▸ WHAT YOU WILL DO
Using the records that follow, copy every line containing the word "chứa".

▸ RECORDS SHOWN
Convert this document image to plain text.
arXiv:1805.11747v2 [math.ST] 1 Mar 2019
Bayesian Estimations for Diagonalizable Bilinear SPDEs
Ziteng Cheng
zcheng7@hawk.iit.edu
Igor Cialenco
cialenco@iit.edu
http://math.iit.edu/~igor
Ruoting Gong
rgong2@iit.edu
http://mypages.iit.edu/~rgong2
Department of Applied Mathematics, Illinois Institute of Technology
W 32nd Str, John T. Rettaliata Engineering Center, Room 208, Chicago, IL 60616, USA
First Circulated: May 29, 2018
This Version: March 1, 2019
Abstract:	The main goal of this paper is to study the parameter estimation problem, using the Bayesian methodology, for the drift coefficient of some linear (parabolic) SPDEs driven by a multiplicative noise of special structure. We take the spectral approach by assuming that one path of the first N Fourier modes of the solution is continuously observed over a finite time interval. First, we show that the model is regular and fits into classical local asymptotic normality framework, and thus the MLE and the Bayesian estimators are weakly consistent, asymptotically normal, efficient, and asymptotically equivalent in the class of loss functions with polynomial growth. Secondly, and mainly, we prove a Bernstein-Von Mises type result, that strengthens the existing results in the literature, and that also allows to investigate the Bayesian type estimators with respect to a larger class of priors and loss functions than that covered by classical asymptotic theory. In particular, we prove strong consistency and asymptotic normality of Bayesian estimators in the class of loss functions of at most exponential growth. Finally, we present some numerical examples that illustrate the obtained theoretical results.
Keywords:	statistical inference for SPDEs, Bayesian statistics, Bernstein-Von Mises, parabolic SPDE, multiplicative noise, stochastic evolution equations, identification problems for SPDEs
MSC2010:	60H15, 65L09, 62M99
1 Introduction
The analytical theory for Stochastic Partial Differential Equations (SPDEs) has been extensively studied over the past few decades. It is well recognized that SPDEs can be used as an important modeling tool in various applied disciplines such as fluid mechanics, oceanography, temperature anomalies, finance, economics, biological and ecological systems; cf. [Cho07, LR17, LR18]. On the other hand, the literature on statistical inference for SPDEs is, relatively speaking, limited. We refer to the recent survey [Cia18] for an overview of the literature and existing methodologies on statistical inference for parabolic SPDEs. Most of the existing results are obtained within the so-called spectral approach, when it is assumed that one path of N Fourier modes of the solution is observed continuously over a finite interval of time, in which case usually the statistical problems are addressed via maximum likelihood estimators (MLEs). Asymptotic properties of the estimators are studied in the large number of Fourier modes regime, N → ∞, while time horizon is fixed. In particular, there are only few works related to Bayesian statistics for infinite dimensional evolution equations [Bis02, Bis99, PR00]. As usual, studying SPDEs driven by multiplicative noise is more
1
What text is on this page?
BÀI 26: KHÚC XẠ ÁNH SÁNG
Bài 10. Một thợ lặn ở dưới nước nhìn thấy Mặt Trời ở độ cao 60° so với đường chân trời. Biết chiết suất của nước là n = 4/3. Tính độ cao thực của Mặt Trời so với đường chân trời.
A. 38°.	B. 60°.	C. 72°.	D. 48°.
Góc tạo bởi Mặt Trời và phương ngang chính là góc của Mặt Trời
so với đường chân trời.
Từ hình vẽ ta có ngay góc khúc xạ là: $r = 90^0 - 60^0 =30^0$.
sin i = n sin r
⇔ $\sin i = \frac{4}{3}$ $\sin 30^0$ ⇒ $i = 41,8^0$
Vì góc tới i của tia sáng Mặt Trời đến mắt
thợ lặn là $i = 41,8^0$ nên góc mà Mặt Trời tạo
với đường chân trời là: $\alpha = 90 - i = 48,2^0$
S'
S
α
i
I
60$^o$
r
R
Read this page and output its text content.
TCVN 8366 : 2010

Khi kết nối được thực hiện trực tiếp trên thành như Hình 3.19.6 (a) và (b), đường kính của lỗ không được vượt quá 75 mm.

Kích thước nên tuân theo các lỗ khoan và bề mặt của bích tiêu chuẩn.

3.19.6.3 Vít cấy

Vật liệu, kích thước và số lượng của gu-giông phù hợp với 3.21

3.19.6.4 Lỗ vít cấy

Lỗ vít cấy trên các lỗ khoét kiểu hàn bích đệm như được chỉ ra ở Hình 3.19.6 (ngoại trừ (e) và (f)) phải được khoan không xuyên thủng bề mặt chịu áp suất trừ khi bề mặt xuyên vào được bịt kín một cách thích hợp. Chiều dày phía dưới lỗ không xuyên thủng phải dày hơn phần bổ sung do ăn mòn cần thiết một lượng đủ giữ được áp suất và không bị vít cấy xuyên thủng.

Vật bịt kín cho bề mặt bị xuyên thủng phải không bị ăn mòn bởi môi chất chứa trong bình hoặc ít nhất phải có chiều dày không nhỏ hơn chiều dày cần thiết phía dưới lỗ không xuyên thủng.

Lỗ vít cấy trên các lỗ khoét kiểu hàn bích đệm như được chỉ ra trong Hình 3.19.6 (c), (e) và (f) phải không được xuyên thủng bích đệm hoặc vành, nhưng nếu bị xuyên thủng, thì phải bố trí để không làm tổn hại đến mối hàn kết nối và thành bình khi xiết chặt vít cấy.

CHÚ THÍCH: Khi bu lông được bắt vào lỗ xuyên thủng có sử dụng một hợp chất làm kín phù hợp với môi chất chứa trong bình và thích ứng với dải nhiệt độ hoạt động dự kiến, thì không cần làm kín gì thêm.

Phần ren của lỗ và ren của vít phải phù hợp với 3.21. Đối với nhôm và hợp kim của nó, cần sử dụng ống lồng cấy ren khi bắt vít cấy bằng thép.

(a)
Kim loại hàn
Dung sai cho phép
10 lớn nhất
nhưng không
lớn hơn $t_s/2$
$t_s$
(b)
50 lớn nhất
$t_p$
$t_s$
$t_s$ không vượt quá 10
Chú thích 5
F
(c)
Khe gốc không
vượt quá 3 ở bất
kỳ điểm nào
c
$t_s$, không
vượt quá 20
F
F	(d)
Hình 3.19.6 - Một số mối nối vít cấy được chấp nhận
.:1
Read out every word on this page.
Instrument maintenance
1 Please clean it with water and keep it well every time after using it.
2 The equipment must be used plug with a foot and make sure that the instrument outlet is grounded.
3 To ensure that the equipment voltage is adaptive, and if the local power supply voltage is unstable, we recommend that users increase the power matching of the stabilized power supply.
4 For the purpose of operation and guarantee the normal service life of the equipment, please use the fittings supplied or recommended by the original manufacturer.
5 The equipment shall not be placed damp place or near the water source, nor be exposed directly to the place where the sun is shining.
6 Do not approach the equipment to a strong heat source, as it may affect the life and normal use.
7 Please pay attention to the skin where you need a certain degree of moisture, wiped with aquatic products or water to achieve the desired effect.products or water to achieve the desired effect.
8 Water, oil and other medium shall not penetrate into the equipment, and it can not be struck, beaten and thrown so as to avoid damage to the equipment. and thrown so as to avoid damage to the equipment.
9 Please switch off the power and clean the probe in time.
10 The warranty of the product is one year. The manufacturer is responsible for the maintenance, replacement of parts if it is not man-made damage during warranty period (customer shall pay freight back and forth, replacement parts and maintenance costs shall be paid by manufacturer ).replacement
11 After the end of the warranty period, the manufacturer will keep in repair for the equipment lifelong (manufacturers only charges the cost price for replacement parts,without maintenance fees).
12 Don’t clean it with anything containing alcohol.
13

▸ FULL OUTPUT
Vật bịt kín cho bề mặt bị xuyên thủng phải không bị ăn mòn bởi môi chất chứa trong bình hoặc ít nhất phải có chiều dày không nhỏ hơn chiều dày cần thiết phía dưới lỗ không xuyên thủng.
CHÚ THÍCH: Khi bu lông được bắt vào lỗ xuyên thủng có sử dụng một hợp chất làm kín phù hợp với môi chất chứa trong bình và thích ứng với dải nhiệt độ hoạt động dự kiến, thì không cần làm kín gì thêm.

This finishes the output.